**Exercise details:** Copy each line of the data below exactly, leaving out pictures.

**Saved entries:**
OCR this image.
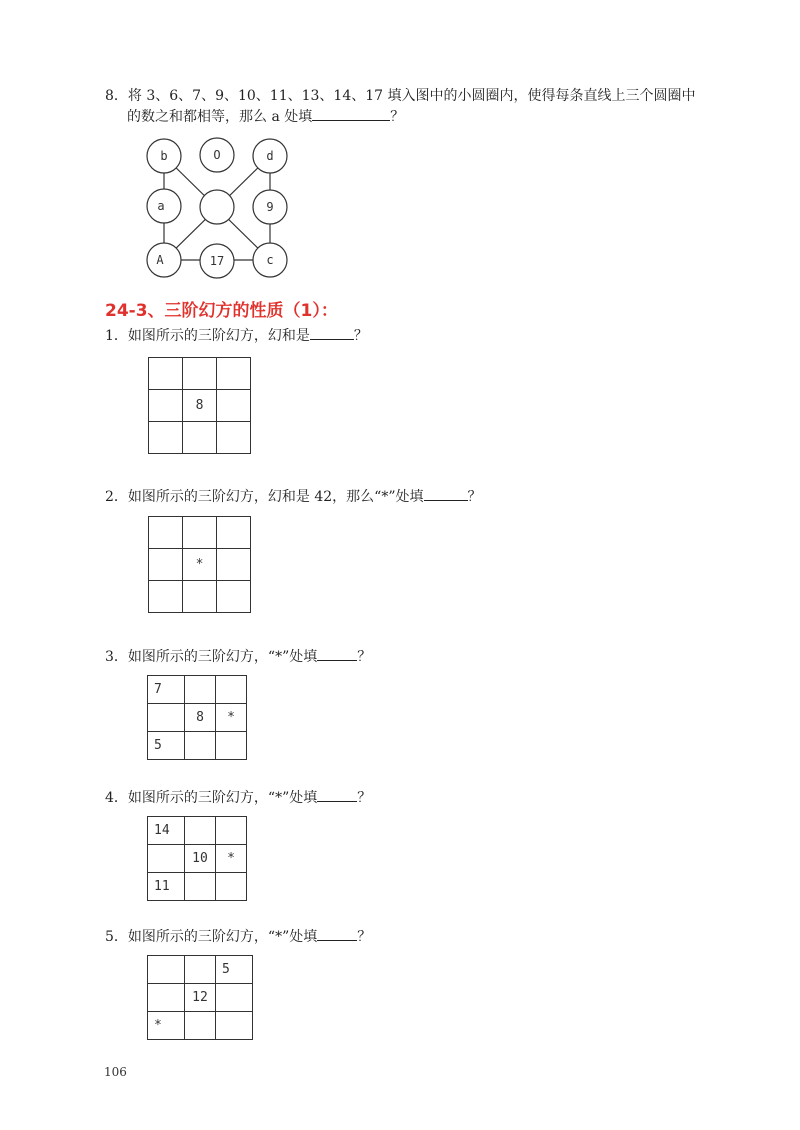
8．将 3、6、7、9、10、11、13、14、17 填入图中的小圆圈内，使得每条直线上三个圆圈中
的数之和都相等，那么 a 处填	？
b	O	d
a	9
A	17	c
24-3、三阶幻方的性质（1）：
1．如图所示的三阶幻方，幻和是	？

	8	

2．如图所示的三阶幻方，幻和是 42，那么“*”处填	？

	*	

3．如图所示的三阶幻方，“*”处填	？
7		
	8	*
5		
4．如图所示的三阶幻方，“*”处填	？
14		
	10	*
11		
5．如图所示的三阶幻方，“*”处填	？
		5
	12	
*		
106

**Final answer:**
OCR this image.
8．将 3、6、7、9、10、11、13、14、17 填入图中的小圆圈内，使得每条直线上三个圆圈中
的数之和都相等，那么 a 处填	？
b	O	d
a	9
A	17	c
24-3、三阶幻方的性质（1）：
1．如图所示的三阶幻方，幻和是	？

	8	

2．如图所示的三阶幻方，幻和是 42，那么“*”处填	？

	*	

3．如图所示的三阶幻方，“*”处填	？
7		
	8	*
5		
4．如图所示的三阶幻方，“*”处填	？
14		
	10	*
11		
5．如图所示的三阶幻方，“*”处填	？
		5
	12	
*		
106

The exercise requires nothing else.